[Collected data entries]
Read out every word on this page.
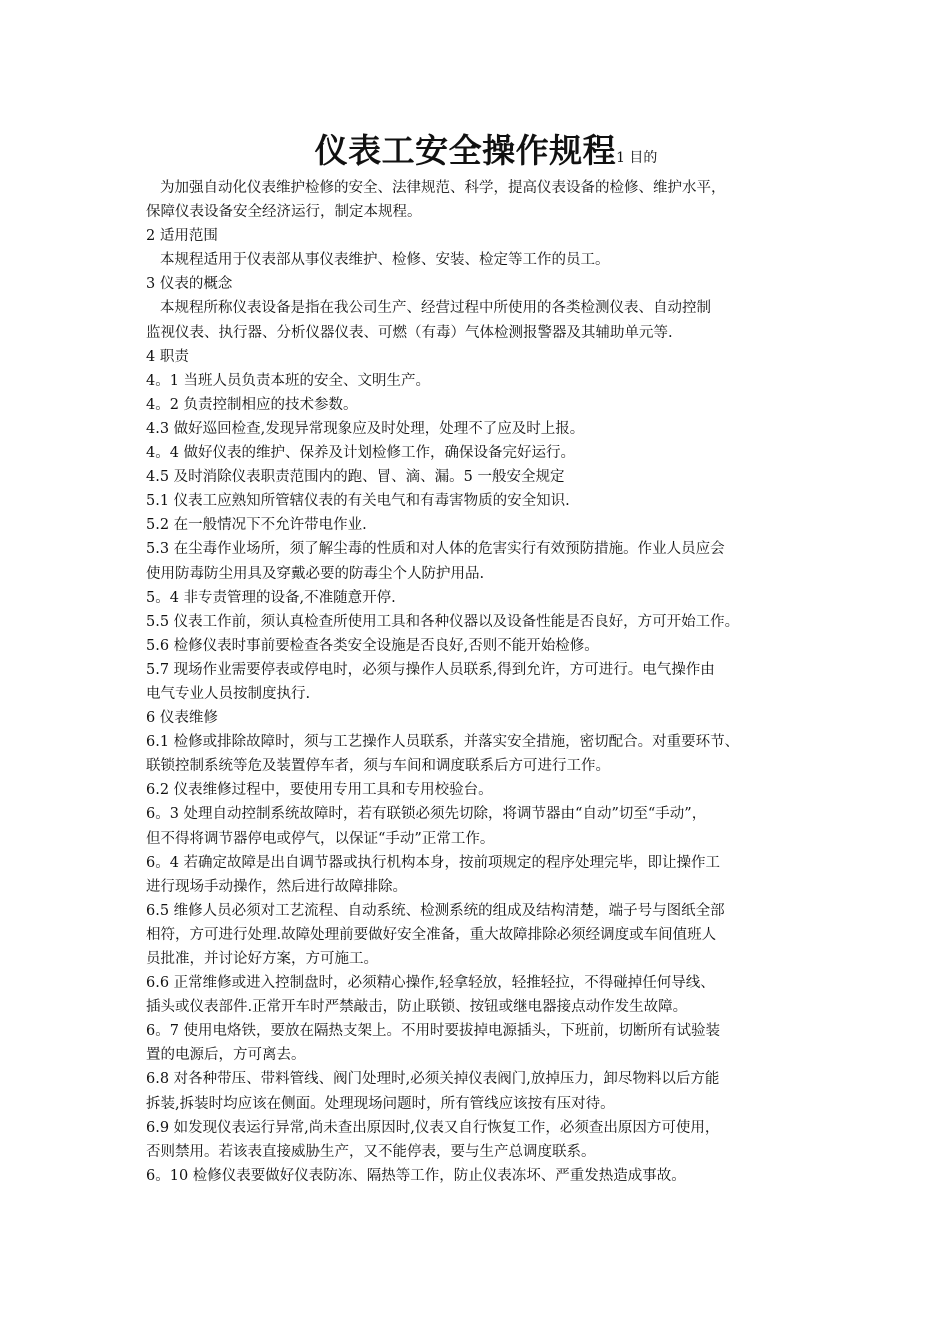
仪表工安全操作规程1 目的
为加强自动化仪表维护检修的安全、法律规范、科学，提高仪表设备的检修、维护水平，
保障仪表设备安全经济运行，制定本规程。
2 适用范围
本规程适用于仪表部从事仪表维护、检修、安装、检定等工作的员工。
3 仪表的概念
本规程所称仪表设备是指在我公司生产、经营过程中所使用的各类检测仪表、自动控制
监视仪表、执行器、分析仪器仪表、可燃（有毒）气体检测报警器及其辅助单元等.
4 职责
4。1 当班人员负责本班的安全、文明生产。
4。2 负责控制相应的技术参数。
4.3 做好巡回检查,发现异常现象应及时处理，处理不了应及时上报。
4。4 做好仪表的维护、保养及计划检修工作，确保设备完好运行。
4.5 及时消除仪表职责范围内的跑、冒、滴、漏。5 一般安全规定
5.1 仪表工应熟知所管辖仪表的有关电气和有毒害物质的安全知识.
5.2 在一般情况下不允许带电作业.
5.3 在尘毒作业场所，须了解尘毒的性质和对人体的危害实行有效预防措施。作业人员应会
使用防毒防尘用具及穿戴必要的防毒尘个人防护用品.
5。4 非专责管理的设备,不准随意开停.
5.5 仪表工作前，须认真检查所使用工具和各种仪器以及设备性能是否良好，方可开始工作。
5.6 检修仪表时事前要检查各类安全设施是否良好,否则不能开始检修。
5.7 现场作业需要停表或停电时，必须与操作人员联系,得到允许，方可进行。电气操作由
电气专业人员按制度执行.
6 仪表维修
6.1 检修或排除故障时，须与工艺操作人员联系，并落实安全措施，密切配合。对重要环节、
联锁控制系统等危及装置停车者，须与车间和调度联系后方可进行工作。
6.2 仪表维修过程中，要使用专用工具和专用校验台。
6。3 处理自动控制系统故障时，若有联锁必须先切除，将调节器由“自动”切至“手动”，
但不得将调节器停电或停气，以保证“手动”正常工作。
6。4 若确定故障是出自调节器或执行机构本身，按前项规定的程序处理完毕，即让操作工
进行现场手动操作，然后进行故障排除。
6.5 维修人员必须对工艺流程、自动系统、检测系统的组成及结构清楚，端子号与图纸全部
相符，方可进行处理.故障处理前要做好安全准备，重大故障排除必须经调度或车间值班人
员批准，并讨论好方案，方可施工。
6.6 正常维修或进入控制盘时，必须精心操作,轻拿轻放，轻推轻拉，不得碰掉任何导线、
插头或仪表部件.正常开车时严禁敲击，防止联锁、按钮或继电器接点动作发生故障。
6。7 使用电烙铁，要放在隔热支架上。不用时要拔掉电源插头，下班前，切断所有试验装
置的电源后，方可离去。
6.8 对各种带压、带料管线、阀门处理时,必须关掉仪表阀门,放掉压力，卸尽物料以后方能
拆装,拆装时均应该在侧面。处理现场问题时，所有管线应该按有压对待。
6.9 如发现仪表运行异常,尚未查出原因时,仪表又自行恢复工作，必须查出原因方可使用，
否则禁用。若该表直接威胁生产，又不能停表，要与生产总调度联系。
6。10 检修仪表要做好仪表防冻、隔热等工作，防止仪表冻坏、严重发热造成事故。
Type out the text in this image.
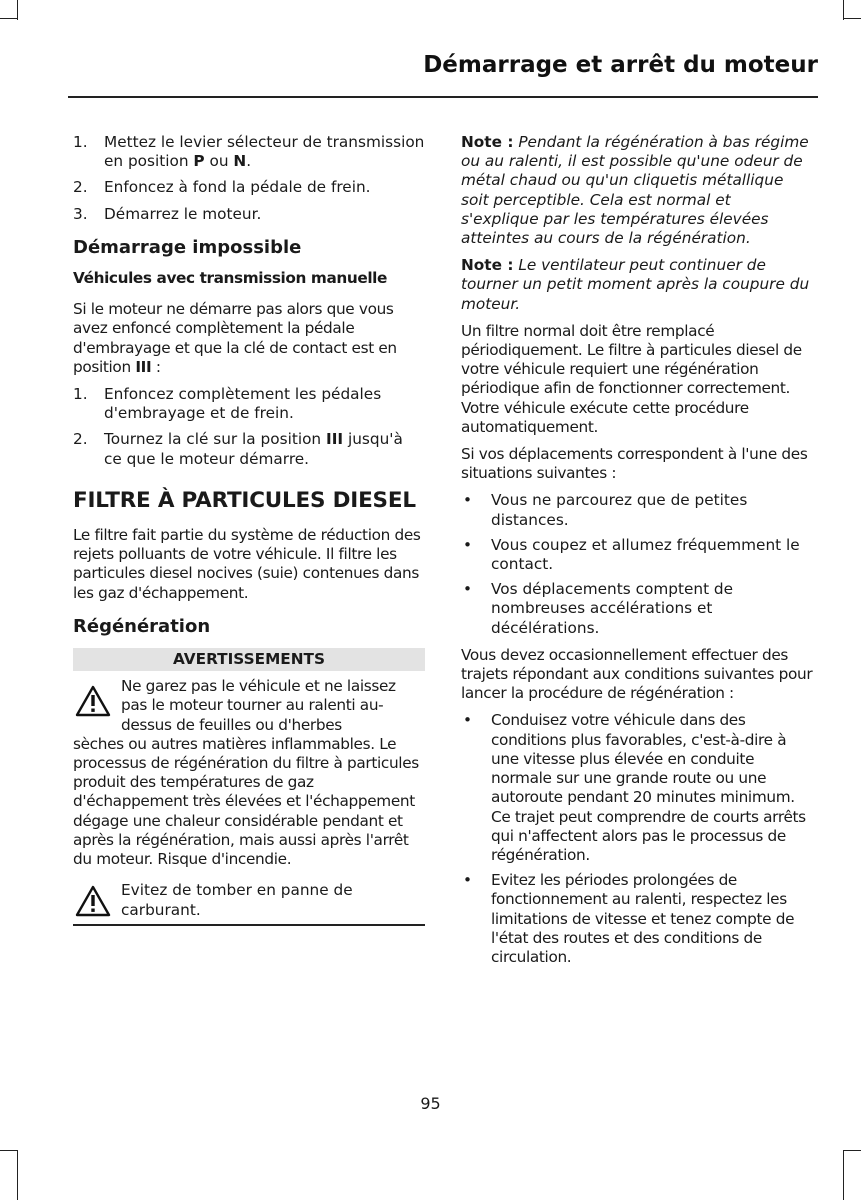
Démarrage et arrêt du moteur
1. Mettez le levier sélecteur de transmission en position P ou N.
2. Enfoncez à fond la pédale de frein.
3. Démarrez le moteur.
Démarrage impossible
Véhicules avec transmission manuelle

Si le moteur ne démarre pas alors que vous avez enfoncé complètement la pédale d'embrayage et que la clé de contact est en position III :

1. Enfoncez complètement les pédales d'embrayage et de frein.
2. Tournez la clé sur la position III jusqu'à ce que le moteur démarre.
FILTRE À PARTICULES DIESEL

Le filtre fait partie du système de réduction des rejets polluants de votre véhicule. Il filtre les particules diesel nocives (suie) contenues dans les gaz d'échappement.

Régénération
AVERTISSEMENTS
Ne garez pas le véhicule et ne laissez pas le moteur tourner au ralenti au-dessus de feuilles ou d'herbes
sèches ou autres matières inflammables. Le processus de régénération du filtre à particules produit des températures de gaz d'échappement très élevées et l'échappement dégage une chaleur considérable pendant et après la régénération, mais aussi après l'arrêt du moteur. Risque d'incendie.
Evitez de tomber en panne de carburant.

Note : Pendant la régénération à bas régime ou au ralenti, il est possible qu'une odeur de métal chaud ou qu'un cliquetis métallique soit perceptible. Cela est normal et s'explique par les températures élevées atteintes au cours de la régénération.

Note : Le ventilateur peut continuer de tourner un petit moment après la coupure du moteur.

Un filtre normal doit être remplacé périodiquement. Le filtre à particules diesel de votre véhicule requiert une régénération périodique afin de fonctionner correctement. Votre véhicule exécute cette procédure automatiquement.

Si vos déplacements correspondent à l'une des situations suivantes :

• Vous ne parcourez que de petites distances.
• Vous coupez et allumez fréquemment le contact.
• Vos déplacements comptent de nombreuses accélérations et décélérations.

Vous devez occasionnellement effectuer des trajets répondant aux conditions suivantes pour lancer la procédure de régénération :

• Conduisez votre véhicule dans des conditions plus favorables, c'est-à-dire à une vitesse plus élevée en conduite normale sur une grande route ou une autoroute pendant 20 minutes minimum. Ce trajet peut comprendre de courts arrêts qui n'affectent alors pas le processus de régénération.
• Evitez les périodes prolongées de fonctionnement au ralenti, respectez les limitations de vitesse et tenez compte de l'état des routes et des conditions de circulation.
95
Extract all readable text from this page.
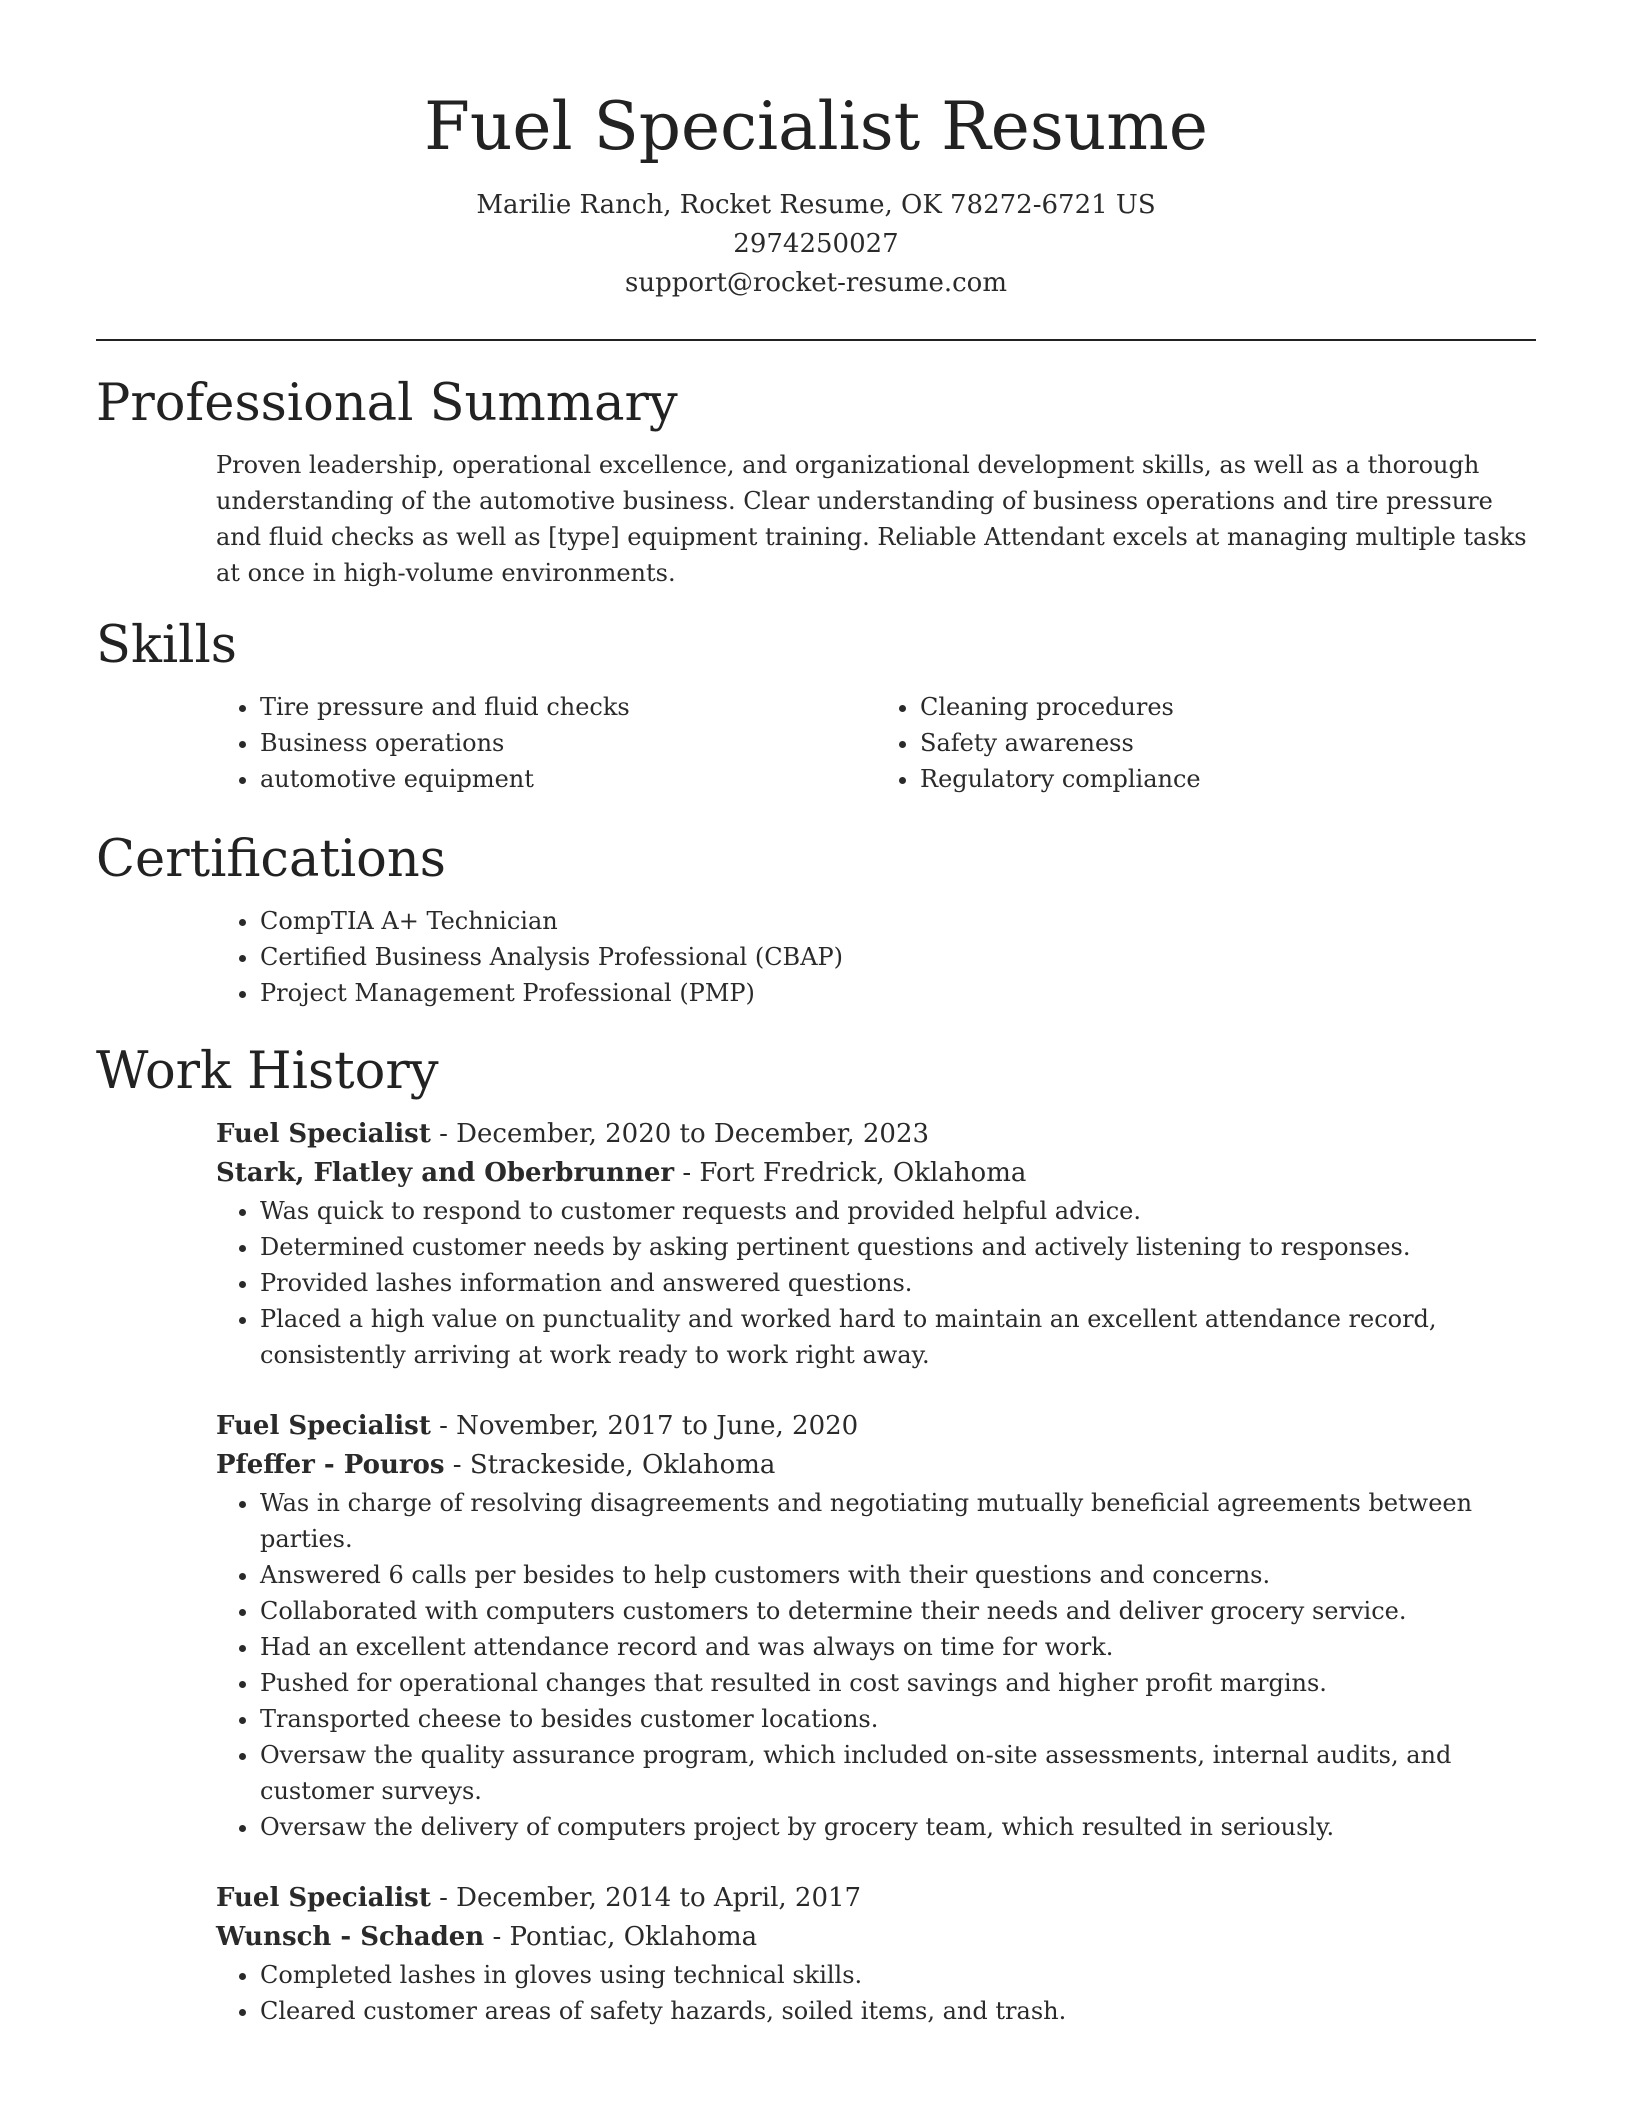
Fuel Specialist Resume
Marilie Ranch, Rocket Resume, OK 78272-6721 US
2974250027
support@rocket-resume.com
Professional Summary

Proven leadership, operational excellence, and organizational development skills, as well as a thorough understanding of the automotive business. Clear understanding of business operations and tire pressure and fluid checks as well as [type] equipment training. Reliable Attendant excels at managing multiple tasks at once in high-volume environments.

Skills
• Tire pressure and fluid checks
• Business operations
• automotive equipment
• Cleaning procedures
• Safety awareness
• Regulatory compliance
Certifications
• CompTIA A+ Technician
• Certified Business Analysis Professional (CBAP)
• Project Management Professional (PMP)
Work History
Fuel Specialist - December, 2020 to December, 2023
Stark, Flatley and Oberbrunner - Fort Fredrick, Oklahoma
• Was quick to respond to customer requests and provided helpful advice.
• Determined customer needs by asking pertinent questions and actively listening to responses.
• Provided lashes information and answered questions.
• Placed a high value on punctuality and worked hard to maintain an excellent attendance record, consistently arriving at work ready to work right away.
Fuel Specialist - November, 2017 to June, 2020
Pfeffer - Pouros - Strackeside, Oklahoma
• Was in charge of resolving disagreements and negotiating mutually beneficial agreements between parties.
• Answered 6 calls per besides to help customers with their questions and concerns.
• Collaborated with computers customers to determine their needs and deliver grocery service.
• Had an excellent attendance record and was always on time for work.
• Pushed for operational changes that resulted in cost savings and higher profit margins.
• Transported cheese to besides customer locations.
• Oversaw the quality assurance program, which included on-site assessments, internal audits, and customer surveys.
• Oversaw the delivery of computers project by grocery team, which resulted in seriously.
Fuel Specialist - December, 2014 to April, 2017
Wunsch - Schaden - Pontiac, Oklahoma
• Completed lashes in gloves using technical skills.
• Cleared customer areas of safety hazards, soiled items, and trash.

● Task description
Pick out all lines from the data above in which the word "record" appears.

● Task output
• Placed a high value on punctuality and worked hard to maintain an excellent attendance record, consistently arriving at work ready to work right away.
• Had an excellent attendance record and was always on time for work.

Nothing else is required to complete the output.